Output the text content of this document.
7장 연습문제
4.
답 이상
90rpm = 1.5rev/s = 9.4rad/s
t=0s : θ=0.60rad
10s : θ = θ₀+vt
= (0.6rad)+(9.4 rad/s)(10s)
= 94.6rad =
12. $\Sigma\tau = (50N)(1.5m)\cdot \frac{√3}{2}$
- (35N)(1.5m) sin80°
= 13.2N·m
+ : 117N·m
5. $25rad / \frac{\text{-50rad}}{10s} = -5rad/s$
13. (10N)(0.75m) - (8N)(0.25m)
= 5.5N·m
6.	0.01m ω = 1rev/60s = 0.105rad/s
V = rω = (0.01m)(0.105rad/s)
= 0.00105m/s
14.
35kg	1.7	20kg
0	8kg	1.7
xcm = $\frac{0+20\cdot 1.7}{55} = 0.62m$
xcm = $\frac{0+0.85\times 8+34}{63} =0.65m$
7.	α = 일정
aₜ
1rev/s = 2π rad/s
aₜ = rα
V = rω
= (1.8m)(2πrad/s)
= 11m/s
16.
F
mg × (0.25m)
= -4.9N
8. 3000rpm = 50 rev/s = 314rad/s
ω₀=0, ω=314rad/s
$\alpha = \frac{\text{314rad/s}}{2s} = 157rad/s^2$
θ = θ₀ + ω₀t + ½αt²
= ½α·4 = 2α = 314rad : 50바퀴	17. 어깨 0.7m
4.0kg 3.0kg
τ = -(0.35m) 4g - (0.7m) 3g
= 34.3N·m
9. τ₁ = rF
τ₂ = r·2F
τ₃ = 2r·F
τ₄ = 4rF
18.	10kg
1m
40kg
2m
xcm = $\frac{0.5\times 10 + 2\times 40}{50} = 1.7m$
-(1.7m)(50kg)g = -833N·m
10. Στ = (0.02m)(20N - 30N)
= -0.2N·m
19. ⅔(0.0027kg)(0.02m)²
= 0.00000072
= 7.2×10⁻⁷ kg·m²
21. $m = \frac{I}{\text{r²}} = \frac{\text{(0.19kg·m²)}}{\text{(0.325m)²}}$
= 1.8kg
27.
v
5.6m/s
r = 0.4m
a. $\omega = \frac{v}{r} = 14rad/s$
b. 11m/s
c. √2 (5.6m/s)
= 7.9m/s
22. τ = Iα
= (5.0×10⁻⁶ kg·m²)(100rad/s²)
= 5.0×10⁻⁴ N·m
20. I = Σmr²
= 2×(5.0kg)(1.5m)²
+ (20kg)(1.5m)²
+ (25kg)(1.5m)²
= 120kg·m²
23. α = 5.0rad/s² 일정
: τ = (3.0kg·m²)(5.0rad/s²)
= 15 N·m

■ ■ ■

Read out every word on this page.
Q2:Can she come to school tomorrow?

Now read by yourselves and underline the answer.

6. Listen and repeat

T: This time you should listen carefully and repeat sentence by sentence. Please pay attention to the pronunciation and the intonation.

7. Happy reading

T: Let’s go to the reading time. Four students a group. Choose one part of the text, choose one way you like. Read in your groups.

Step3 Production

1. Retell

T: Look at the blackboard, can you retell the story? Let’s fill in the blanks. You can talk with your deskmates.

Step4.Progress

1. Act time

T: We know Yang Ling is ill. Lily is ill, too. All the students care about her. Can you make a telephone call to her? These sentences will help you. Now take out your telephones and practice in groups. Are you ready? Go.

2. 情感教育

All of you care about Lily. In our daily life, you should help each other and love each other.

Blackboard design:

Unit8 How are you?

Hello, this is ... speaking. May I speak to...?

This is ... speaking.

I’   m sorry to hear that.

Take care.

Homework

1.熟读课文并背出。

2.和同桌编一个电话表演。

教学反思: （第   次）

■ ■ ■

DIRECTION: Copy each line in the data that holds the word "repeat".

TASK RESULT:
6. Listen and repeat
T: This time you should listen carefully and repeat sentence by sentence. Please pay attention to the pronunciation and the intonation.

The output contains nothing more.